[Stored items from a collection]
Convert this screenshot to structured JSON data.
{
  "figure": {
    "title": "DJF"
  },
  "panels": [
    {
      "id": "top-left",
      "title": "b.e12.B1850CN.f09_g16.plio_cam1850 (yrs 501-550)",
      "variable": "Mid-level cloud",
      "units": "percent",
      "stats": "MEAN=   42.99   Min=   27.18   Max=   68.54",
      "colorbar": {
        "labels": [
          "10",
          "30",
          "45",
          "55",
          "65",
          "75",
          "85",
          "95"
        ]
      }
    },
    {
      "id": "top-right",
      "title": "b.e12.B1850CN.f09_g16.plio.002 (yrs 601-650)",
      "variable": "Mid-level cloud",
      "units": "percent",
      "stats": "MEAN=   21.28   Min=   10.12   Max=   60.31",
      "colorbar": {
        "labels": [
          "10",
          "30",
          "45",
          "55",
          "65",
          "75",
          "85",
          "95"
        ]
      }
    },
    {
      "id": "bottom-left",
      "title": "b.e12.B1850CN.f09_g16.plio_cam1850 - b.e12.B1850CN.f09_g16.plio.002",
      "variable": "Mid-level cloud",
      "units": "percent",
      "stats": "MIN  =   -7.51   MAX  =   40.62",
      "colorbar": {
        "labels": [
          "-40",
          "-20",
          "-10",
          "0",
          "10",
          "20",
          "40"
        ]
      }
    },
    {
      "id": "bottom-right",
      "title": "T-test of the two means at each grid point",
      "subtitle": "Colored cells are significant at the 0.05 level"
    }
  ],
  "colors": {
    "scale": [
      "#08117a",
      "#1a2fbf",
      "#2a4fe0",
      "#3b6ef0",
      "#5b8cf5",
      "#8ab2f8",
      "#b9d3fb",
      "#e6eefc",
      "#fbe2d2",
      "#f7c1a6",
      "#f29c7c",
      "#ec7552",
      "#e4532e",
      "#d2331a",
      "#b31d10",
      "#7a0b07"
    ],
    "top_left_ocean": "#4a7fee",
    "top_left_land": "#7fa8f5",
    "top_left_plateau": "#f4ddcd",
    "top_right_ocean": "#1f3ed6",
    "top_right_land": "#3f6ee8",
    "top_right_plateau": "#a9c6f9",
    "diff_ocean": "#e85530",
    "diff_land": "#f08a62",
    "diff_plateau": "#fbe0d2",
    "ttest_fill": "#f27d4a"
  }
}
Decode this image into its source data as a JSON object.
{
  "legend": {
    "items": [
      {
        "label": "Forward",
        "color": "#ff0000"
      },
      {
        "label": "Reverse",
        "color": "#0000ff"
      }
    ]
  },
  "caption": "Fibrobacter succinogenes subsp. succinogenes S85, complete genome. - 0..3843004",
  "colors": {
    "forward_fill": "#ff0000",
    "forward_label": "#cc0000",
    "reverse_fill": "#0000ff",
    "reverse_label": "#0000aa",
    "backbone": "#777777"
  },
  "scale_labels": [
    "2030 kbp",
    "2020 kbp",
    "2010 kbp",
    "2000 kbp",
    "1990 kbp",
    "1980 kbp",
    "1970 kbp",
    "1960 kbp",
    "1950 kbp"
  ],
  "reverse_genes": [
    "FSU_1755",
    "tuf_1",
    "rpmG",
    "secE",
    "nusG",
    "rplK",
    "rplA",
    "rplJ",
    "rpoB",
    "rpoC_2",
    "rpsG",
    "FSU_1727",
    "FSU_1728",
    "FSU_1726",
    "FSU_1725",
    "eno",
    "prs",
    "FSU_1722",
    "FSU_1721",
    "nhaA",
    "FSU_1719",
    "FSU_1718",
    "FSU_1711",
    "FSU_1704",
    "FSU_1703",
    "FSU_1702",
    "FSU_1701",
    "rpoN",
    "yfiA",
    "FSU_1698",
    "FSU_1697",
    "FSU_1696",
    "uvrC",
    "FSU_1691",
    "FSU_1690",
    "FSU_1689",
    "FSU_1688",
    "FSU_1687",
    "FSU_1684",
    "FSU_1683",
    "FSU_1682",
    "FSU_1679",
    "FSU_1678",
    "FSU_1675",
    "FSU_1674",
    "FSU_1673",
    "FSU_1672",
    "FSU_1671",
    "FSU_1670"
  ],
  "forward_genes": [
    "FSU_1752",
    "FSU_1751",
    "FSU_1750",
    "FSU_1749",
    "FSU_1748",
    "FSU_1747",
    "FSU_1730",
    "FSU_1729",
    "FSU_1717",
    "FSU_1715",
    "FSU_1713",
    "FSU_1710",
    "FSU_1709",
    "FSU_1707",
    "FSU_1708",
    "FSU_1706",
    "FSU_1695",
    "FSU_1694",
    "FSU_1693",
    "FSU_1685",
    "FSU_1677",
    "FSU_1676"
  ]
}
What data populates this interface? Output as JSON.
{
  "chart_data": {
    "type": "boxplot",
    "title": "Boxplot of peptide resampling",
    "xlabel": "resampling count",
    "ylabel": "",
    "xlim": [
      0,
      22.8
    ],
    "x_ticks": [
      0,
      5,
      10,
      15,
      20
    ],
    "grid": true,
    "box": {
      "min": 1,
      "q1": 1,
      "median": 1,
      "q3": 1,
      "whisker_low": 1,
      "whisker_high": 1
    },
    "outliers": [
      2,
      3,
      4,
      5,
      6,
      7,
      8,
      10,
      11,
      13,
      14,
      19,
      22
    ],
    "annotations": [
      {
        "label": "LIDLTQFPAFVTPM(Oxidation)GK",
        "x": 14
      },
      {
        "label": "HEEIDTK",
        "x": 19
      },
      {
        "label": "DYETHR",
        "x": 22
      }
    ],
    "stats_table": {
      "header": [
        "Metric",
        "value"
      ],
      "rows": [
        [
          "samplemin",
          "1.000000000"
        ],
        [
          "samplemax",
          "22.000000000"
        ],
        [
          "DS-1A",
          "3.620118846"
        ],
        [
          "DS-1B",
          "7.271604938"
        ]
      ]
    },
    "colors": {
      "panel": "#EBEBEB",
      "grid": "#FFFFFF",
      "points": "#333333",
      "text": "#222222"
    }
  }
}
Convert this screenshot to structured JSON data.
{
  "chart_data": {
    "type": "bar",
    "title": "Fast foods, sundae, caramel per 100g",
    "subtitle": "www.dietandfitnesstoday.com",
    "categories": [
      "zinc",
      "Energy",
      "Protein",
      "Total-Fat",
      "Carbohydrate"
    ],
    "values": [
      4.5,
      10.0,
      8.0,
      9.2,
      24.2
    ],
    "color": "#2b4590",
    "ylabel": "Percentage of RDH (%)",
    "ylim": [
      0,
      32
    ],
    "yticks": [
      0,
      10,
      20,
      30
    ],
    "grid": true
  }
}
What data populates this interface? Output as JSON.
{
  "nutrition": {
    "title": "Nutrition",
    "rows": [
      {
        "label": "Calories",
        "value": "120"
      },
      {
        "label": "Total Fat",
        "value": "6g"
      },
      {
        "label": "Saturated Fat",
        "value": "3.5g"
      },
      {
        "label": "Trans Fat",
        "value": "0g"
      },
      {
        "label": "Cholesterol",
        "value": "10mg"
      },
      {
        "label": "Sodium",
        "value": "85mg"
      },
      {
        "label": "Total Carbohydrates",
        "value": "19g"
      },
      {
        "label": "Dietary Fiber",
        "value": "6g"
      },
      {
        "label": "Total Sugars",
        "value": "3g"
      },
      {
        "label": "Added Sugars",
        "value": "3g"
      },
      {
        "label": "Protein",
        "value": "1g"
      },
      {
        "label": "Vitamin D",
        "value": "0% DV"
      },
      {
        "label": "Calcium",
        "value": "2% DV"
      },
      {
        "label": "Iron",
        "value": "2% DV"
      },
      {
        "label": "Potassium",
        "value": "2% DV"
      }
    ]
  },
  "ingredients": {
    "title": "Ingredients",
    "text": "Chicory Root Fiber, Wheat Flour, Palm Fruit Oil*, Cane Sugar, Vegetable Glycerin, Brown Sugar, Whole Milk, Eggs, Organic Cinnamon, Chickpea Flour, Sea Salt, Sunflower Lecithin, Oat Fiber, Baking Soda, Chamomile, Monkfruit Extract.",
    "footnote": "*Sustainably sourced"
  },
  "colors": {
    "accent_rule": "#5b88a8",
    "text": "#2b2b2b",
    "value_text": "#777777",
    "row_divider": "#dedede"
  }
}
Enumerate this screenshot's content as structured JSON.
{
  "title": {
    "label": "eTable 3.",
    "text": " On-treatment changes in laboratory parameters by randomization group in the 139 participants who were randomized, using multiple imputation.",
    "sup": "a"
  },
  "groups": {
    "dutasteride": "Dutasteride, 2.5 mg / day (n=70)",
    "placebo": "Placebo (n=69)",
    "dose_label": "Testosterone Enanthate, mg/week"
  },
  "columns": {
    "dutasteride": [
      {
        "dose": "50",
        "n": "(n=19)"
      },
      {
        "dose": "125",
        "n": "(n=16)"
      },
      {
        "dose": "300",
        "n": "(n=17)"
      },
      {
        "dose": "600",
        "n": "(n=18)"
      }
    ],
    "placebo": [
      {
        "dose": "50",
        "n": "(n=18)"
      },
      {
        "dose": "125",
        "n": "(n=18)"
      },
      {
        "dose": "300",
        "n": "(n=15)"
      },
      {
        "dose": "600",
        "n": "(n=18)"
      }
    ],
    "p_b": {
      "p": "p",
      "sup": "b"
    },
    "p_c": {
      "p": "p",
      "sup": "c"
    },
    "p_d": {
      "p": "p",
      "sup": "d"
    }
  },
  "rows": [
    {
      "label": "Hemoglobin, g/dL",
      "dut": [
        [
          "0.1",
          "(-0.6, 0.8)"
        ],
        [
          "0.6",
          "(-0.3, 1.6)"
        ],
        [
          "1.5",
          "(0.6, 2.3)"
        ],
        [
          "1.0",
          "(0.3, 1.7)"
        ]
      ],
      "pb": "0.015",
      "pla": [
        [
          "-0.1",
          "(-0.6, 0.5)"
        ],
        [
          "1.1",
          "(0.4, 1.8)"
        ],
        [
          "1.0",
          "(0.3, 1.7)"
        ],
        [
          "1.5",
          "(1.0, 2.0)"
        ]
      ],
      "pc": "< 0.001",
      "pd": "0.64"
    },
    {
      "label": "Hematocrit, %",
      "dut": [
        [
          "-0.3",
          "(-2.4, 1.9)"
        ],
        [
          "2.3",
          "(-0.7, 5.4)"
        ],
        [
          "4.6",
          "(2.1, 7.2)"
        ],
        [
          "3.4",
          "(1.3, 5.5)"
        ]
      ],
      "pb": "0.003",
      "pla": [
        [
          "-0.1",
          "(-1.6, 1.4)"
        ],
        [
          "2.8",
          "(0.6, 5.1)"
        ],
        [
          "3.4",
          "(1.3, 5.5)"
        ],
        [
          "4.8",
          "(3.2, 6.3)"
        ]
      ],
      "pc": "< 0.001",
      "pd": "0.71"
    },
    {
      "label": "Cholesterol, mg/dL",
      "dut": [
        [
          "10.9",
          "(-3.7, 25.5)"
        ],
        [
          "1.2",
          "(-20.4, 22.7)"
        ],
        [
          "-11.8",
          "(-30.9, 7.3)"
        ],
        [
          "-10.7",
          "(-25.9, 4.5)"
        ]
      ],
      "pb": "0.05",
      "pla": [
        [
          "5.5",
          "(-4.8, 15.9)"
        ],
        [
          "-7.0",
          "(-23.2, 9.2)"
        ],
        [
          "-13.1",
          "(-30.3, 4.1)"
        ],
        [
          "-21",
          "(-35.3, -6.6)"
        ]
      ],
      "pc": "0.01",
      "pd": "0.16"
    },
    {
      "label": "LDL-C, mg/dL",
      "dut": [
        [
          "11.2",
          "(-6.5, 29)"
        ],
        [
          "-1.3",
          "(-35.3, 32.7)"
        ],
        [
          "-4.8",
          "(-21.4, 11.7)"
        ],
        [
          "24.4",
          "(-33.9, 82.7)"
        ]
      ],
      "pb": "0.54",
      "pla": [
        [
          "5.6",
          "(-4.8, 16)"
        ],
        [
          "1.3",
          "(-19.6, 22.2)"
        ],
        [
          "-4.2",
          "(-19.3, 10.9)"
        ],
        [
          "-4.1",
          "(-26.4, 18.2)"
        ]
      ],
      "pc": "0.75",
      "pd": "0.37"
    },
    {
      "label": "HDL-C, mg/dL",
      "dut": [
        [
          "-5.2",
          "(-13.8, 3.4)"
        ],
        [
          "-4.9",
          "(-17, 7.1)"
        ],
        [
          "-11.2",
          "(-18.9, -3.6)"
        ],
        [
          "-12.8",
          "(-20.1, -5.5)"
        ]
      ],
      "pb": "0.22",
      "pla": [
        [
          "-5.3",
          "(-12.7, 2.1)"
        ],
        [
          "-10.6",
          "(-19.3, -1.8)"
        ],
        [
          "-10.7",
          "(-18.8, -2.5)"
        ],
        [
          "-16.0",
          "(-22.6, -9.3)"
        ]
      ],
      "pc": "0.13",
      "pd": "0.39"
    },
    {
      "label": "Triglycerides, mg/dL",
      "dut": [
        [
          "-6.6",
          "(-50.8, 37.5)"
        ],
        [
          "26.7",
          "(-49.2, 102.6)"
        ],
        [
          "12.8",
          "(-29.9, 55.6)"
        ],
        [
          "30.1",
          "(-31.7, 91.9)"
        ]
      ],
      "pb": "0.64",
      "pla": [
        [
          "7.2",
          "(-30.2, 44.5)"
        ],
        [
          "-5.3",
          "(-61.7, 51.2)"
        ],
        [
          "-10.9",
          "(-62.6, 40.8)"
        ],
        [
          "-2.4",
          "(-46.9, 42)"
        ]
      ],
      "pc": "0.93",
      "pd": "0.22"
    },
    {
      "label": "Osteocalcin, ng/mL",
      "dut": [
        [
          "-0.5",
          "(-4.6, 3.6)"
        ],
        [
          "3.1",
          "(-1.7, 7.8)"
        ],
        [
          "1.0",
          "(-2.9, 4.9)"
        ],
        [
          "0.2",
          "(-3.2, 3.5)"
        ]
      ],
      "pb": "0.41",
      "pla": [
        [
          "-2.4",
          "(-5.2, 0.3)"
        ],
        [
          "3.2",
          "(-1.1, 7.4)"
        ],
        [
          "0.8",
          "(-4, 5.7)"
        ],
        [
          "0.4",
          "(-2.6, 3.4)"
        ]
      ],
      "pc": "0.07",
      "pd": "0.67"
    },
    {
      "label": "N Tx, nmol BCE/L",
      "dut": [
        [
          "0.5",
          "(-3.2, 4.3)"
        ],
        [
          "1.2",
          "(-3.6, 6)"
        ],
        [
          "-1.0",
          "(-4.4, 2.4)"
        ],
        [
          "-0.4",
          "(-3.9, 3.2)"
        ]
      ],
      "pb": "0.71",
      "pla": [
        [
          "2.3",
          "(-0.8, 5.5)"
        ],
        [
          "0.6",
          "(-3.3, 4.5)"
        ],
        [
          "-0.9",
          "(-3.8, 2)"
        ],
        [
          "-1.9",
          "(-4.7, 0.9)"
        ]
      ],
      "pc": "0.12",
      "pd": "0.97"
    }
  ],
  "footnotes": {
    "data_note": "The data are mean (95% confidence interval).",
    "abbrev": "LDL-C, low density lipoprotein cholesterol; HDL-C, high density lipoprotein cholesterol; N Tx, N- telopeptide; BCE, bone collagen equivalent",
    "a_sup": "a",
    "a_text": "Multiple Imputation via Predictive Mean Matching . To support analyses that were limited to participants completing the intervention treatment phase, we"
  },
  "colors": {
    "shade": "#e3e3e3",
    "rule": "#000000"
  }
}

What you are asked to do
Wherever the word "Sugars" appears in the entries above, copy that line.

Task answer
        "label": "Total Sugars",
        "label": "Added Sugars",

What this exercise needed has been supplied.